> **TASK DESCRIPTION**:
Keep the pictures out of the copy and print all the entries below exactly.

> **DATA RECORDS**:

|---|

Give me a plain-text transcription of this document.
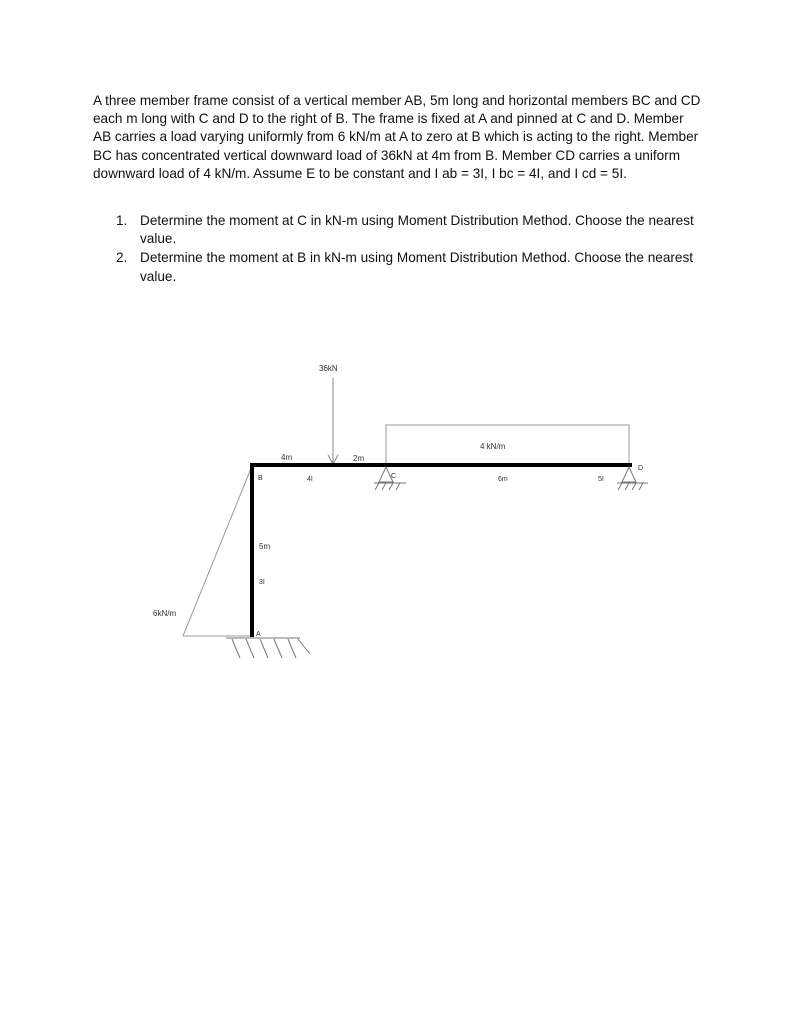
A three member frame consist of a vertical member AB, 5m long and horizontal members BC and CD each m long with C and D to the right of B. The frame is fixed at A and pinned at C and D. Member AB carries a load varying uniformly from 6 kN/m at A to zero at B which is acting to the right. Member BC has concentrated vertical downward load of 36kN at 4m from B. Member CD carries a uniform downward load of 4 kN/m. Assume E to be constant and I ab = 3I, I bc = 4I, and I cd = 5I.

1. Determine the moment at C in kN-m using Moment Distribution Method. Choose the nearest value.
2. Determine the moment at B in kN-m using Moment Distribution Method. Choose the nearest value.
36kN
4 kN/m
4m	2m
4I	6m	5I
5m
3I
6kN/m
B	C
D
A
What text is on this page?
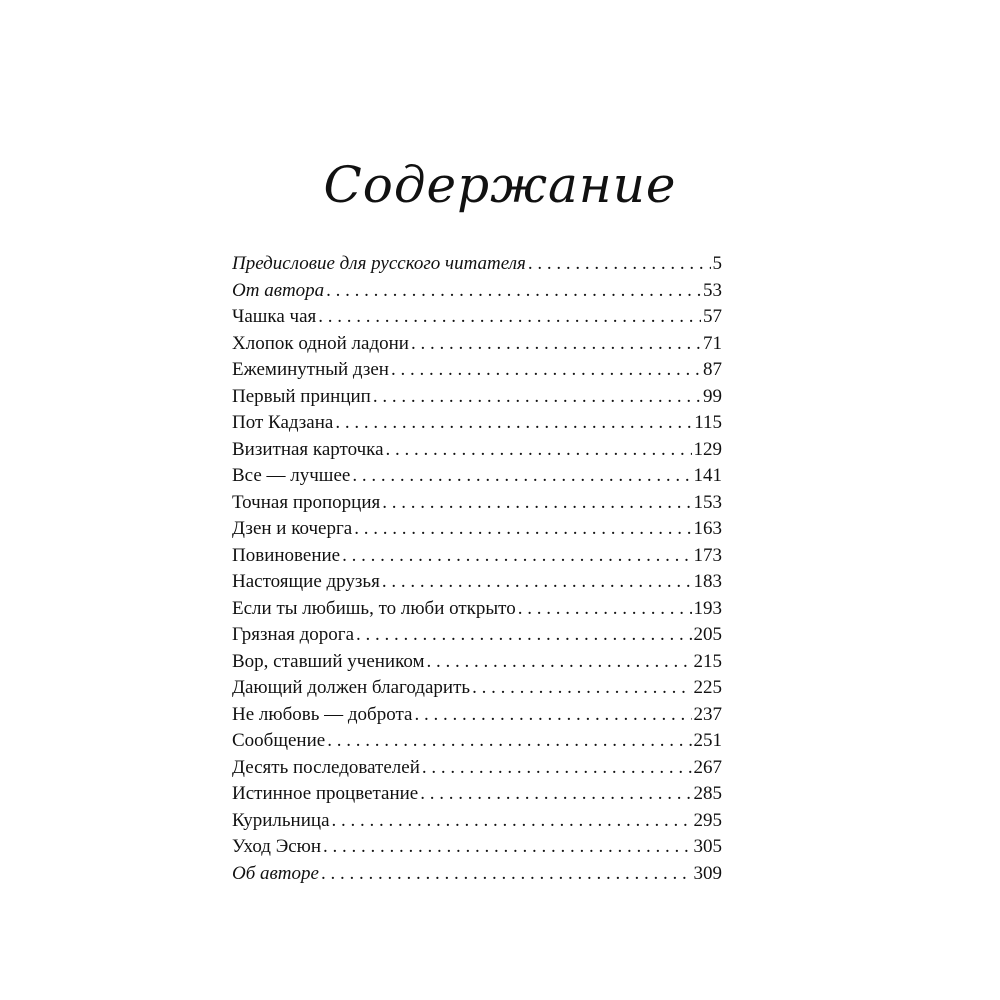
Содержание
Предисловие для русского читателя . . .	5
От автора . . .	53
Чашка чая . . .	57
Хлопок одной ладони . . .	71
Ежеминутный дзен . . .	87
Первый принцип . . .	99
Пот Кадзана . . .	115
Визитная карточка . . .	129
Все — лучшее . . .	141
Точная пропорция . . .	153
Дзен и кочерга . . .	163
Повиновение . . .	173
Настоящие друзья . . .	183
Если ты любишь, то люби открыто . . .	193
Грязная дорога . . .	205
Вор, ставший учеником . . .	215
Дающий должен благодарить . . .	225
Не любовь — доброта . . .	237
Сообщение . . .	251
Десять последователей . . .	267
Истинное процветание . . .	285
Курильница . . .	295
Уход Эсюн . . .	305
Об авторе . . .	309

|---|

> **COMPLETE ANSWER**:
Give me a plain-text transcription of this document.
A three member frame consist of a vertical member AB, 5m long and horizontal members BC and CD each m long with C and D to the right of B. The frame is fixed at A and pinned at C and D. Member AB carries a load varying uniformly from 6 kN/m at A to zero at B which is acting to the right. Member BC has concentrated vertical downward load of 36kN at 4m from B. Member CD carries a uniform downward load of 4 kN/m. Assume E to be constant and I ab = 3I, I bc = 4I, and I cd = 5I.

1. Determine the moment at C in kN-m using Moment Distribution Method. Choose the nearest value.
2. Determine the moment at B in kN-m using Moment Distribution Method. Choose the nearest value.
36kN
4 kN/m
4m	2m
4I	6m	5I
5m
3I
6kN/m
B	C
D
A
What text is on this page?
Содержание
Предисловие для русского читателя . . .	5
От автора . . .	53
Чашка чая . . .	57
Хлопок одной ладони . . .	71
Ежеминутный дзен . . .	87
Первый принцип . . .	99
Пот Кадзана . . .	115
Визитная карточка . . .	129
Все — лучшее . . .	141
Точная пропорция . . .	153
Дзен и кочерга . . .	163
Повиновение . . .	173
Настоящие друзья . . .	183
Если ты любишь, то люби открыто . . .	193
Грязная дорога . . .	205
Вор, ставший учеником . . .	215
Дающий должен благодарить . . .	225
Не любовь — доброта . . .	237
Сообщение . . .	251
Десять последователей . . .	267
Истинное процветание . . .	285
Курильница . . .	295
Уход Эсюн . . .	305
Об авторе . . .	309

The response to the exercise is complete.